Stated problem — Lay out as a numbered list the lines of the entries starting at the line containing "Annotate this image: element" and ending at the line containing "legend-male-label: Male — [19, 548, 50, 563]", both included. Omit blank lines and leave the pictures out of the answer.

Supplied records —
________________________________________

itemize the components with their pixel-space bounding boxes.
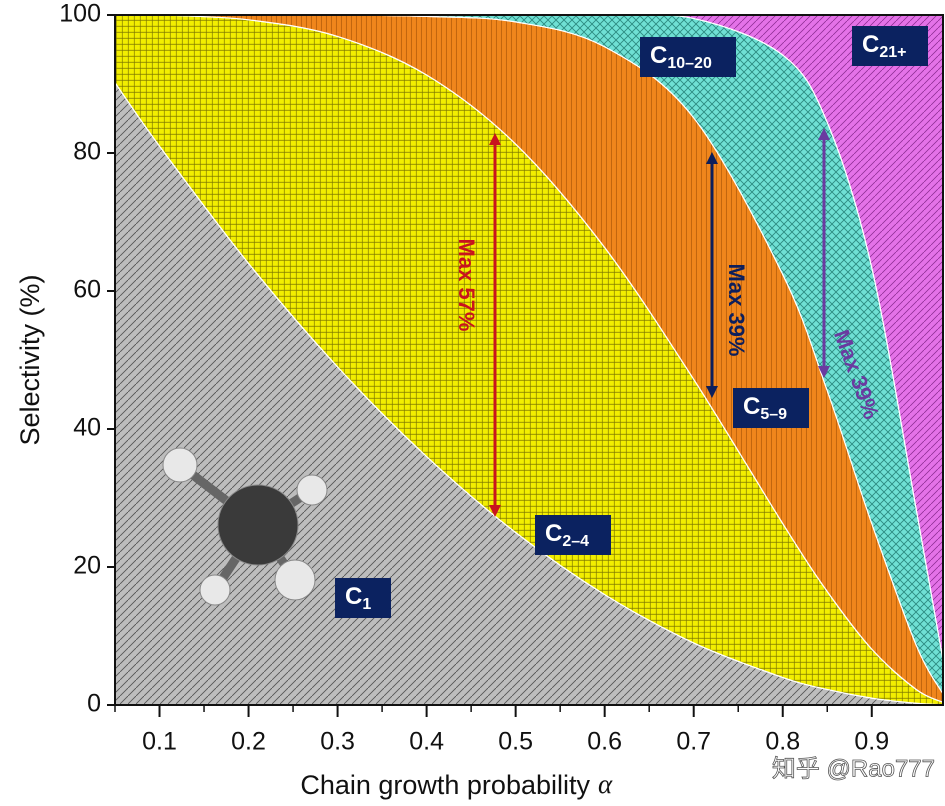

________________________________________

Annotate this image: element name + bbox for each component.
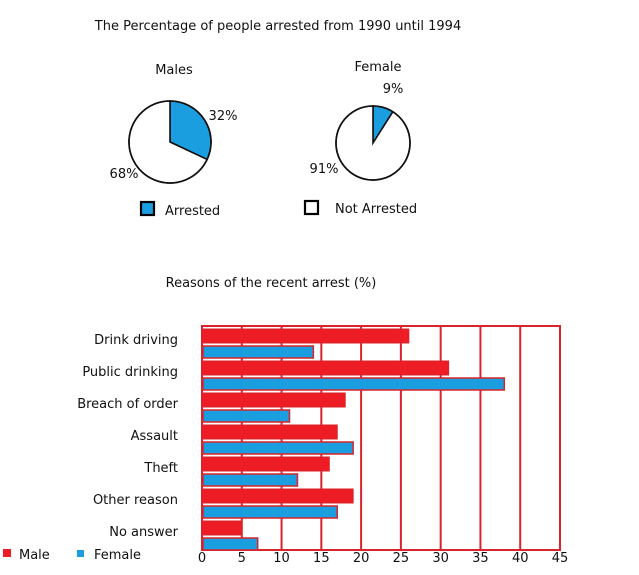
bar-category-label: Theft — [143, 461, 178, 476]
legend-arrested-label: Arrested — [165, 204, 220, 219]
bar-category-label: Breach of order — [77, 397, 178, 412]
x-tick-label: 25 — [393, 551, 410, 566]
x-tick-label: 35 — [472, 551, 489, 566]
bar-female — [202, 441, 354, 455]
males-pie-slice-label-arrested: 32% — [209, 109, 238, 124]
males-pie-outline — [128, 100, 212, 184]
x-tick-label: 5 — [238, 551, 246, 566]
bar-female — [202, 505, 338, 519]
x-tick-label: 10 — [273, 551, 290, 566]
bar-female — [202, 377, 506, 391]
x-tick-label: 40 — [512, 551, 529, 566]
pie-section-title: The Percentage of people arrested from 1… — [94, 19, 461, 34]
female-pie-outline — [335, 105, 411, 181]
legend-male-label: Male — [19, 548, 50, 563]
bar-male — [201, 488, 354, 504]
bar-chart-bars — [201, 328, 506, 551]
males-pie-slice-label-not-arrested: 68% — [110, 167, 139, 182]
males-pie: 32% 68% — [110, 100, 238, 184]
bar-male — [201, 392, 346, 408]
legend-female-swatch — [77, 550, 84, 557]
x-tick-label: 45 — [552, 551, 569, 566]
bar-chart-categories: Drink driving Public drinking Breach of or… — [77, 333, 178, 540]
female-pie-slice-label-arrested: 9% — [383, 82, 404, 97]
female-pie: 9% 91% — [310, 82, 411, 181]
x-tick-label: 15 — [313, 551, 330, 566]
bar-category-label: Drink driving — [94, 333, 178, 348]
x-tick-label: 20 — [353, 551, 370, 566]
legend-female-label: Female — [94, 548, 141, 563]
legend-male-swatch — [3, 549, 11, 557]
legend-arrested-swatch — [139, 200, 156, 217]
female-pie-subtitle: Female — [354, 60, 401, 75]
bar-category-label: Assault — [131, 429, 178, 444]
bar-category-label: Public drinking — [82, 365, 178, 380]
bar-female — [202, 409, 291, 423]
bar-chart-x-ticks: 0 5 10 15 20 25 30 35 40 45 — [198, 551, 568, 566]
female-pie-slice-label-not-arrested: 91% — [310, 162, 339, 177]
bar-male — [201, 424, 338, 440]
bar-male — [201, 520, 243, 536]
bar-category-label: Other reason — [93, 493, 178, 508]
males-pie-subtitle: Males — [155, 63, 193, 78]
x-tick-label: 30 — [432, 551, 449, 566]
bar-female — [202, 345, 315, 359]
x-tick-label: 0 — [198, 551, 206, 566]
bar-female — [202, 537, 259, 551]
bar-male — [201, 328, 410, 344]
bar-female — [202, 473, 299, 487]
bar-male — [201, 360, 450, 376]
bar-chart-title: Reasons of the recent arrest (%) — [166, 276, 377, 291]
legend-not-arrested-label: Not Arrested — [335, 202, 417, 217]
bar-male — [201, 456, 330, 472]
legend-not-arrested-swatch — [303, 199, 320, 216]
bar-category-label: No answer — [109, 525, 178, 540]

________________________________________

The output —
1. Annotate this image: element name + bbox for each component.
2. bar-category-label: Theft — [143, 461, 178, 476]
3. legend-arrested-label: Arrested — [165, 204, 220, 219]
4. bar-category-label: Breach of order — [77, 397, 178, 412]
5. x-tick-label: 25 — [393, 551, 410, 566]
6. x-tick-label: 35 — [472, 551, 489, 566]
7. bar-female — [202, 441, 354, 455]
8. males-pie-slice-label-arrested: 32% — [209, 109, 238, 124]
9. males-pie-outline — [128, 100, 212, 184]
10. x-tick-label: 5 — [238, 551, 246, 566]
11. bar-female — [202, 505, 338, 519]
12. x-tick-label: 10 — [273, 551, 290, 566]
13. bar-female — [202, 377, 506, 391]
14. x-tick-label: 40 — [512, 551, 529, 566]
15. pie-section-title: The Percentage of people arrested from 1… — [94, 19, 461, 34]
16. female-pie-outline — [335, 105, 411, 181]
17. legend-male-label: Male — [19, 548, 50, 563]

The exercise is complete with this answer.